▶ Exercise goal: Duplicate the rows below character for character, covering everything from the line containing "series-line [176, 182, 1266, 657]" down to the line containing "y-tick-label: 20 [87, 259, 117, 288]", with both of those lines included.

--- start Records for processing ---

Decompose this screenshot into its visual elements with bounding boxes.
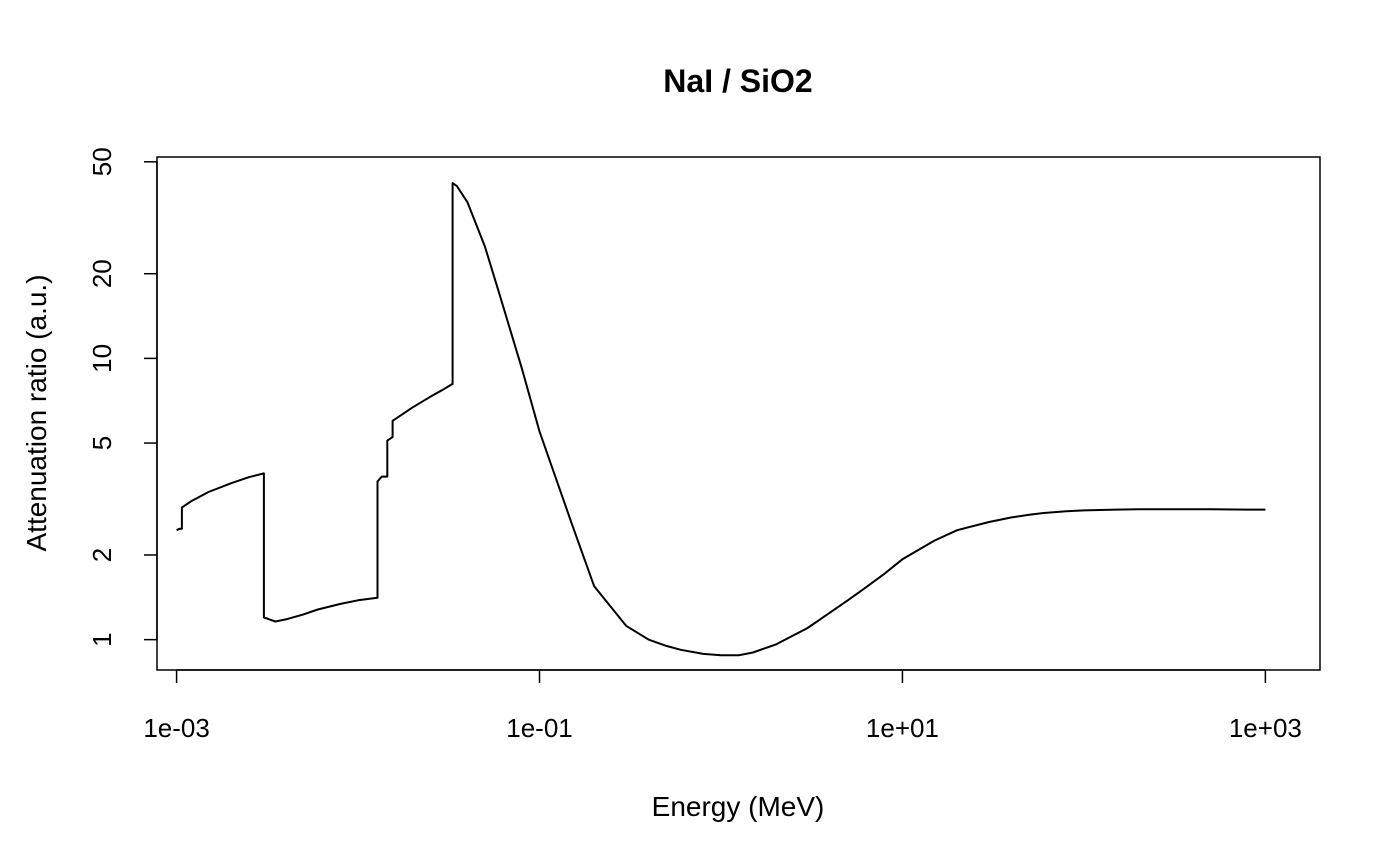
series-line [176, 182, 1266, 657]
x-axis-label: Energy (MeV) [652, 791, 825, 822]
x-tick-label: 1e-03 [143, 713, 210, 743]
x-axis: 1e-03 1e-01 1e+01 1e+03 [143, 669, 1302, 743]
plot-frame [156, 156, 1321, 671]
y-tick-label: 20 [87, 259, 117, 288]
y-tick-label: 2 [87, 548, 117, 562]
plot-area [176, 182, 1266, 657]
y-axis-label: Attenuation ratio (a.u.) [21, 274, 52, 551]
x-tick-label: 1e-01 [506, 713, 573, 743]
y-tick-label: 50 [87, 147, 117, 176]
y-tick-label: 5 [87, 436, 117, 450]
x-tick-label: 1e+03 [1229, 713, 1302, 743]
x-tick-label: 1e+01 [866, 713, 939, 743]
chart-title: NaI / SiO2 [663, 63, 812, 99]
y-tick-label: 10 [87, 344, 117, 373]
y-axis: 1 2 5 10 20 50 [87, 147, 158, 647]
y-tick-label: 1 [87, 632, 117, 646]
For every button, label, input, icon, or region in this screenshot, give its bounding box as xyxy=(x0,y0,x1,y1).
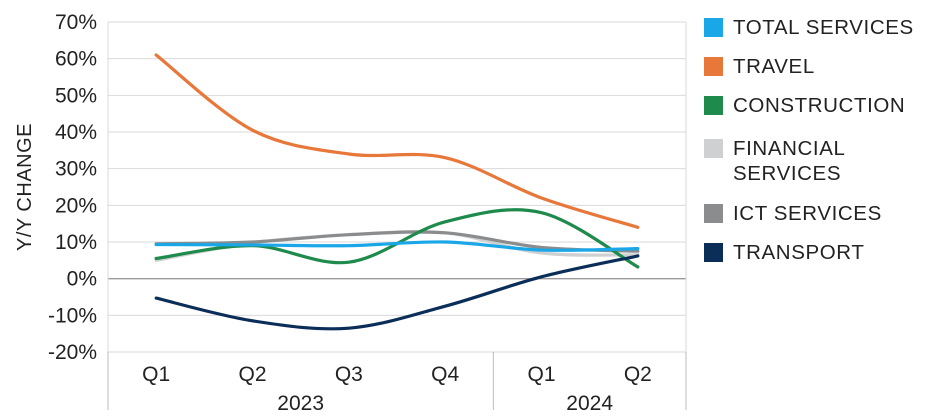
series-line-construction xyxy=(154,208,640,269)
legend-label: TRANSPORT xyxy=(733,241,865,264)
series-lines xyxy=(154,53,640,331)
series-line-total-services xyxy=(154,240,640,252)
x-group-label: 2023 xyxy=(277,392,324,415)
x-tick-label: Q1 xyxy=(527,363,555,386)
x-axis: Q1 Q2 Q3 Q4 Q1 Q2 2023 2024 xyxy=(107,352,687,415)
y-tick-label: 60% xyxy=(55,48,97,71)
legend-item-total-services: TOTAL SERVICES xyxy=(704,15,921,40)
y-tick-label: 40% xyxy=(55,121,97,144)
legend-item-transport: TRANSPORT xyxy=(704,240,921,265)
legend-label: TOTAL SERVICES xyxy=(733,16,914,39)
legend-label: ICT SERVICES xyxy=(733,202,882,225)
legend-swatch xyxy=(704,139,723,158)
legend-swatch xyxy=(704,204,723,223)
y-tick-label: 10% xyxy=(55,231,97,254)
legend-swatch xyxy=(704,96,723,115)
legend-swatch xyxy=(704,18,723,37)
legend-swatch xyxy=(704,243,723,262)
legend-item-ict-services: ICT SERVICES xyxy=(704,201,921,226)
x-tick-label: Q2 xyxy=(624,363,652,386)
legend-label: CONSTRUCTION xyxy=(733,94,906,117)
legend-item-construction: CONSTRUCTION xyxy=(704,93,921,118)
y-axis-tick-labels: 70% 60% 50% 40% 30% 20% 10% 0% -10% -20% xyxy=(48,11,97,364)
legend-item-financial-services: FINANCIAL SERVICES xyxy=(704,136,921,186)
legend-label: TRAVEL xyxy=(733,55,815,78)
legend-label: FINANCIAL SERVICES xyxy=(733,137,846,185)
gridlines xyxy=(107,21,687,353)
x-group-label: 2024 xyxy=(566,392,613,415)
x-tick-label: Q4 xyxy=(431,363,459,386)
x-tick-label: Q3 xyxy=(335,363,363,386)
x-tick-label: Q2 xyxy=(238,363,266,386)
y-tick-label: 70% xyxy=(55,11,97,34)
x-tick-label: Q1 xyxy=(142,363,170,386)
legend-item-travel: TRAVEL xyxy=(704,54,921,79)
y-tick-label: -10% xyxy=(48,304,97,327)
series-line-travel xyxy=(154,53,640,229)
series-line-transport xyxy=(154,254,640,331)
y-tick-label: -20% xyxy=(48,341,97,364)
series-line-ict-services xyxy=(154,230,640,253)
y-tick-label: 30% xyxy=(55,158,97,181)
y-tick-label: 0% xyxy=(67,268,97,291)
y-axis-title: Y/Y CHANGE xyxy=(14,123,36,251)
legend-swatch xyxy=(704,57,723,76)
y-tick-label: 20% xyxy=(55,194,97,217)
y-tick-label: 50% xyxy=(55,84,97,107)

--- end Records for processing ---

▶ Response below:
series-line [176, 182, 1266, 657]
x-axis-label: Energy (MeV) [652, 791, 825, 822]
x-tick-label: 1e-03 [143, 713, 210, 743]
x-axis: 1e-03 1e-01 1e+01 1e+03 [143, 669, 1302, 743]
plot-frame [156, 156, 1321, 671]
y-tick-label: 20 [87, 259, 117, 288]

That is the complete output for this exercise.